GIVEN TASK
Select all lines with the string "Ульяновской" in them, and copy those lines.

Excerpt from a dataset
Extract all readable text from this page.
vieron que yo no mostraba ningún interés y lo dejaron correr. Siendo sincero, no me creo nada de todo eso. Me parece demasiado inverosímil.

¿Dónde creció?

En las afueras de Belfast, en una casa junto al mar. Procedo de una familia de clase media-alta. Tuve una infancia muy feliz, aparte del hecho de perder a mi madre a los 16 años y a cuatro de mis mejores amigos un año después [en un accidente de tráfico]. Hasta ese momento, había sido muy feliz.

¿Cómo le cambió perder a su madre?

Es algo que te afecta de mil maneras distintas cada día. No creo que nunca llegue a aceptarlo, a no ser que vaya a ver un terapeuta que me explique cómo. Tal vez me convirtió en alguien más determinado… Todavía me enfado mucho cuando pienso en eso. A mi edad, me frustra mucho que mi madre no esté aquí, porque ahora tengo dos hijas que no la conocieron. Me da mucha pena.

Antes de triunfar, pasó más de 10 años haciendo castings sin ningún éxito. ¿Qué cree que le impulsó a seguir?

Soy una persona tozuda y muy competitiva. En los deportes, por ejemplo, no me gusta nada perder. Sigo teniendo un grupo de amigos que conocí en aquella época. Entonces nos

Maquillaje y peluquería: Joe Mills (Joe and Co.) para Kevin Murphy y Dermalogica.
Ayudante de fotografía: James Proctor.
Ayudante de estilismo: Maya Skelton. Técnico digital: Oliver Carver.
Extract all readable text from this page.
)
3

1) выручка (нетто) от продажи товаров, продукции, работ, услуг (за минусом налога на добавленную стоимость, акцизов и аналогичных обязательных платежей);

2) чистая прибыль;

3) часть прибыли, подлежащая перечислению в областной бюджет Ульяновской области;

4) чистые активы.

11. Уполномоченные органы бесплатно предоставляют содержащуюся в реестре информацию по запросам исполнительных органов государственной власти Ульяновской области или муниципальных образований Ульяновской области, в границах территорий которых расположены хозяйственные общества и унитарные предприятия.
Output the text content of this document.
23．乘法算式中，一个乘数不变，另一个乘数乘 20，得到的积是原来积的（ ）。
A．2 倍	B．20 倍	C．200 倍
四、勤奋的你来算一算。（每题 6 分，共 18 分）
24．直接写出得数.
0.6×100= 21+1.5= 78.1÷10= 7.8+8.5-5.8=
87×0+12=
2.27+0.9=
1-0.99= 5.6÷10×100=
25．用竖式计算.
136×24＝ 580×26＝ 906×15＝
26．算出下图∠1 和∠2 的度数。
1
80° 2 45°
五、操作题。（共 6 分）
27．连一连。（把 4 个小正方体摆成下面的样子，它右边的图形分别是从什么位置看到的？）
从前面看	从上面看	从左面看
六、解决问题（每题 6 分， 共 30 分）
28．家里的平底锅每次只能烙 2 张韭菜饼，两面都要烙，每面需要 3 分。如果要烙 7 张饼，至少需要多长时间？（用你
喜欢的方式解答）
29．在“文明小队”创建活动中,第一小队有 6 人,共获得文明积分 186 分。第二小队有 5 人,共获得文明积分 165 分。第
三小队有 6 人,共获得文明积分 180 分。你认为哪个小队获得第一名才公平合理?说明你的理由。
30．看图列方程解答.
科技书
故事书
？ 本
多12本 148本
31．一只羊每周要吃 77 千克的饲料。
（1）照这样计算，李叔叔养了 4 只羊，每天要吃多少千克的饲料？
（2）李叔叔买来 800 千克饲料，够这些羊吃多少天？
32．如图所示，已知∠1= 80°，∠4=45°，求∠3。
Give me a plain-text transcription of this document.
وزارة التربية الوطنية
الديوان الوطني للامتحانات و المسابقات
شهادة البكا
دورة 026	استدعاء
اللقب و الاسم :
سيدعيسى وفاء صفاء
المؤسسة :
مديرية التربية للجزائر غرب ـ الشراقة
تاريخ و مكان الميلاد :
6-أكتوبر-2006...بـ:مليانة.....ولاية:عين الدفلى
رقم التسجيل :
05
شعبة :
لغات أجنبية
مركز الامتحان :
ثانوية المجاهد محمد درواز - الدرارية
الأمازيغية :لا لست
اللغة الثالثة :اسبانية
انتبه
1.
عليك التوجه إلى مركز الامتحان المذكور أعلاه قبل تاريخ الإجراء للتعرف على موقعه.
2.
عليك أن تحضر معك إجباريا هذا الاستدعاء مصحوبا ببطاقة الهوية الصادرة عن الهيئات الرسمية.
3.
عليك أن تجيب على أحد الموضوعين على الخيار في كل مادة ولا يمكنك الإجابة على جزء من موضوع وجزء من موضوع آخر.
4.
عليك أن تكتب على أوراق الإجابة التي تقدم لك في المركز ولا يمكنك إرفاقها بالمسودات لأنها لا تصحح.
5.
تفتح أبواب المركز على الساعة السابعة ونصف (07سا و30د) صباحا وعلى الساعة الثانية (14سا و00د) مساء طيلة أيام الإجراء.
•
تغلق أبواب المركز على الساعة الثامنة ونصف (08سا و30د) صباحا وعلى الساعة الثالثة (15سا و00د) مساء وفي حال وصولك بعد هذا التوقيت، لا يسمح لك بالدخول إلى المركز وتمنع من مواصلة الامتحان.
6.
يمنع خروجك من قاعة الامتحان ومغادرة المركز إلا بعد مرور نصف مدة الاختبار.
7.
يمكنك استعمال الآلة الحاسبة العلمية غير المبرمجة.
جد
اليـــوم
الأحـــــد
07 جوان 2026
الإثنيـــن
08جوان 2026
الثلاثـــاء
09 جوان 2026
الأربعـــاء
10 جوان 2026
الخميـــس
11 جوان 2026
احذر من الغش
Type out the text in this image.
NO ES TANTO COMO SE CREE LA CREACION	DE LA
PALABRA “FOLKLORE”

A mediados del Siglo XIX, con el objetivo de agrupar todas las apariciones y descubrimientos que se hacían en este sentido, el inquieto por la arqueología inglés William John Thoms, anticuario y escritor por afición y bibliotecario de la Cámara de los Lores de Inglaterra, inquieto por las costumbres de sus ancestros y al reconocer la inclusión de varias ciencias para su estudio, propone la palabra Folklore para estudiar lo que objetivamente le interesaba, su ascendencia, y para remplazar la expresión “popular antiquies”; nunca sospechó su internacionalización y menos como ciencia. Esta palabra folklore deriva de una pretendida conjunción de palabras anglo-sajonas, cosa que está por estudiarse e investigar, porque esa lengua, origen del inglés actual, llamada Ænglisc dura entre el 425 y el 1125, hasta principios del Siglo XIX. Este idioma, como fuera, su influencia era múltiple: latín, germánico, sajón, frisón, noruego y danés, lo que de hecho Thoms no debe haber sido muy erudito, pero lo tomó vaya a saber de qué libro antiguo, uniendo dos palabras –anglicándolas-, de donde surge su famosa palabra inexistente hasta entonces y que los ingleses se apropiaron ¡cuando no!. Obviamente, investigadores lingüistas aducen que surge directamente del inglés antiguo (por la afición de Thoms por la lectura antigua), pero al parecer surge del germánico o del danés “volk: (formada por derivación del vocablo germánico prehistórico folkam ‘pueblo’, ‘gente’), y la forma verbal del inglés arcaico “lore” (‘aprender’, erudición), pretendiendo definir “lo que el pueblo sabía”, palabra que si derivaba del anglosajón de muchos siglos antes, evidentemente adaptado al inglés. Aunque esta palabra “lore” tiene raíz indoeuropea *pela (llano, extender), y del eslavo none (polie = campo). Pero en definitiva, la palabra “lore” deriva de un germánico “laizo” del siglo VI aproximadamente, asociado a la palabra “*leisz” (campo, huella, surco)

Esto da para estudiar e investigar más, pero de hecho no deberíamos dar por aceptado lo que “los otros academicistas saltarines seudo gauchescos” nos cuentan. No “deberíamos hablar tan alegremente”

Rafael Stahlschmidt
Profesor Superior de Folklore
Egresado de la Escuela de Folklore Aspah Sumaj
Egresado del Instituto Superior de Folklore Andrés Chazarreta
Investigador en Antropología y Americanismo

SOLUTION FOR THIS EXERCISE
3) часть прибыли, подлежащая перечислению в областной бюджет Ульяновской области;
11. Уполномоченные органы бесплатно предоставляют содержащуюся в реестре информацию по запросам исполнительных органов государственной власти Ульяновской области или муниципальных образований Ульяновской области, в границах территорий которых расположены хозяйственные общества и унитарные предприятия.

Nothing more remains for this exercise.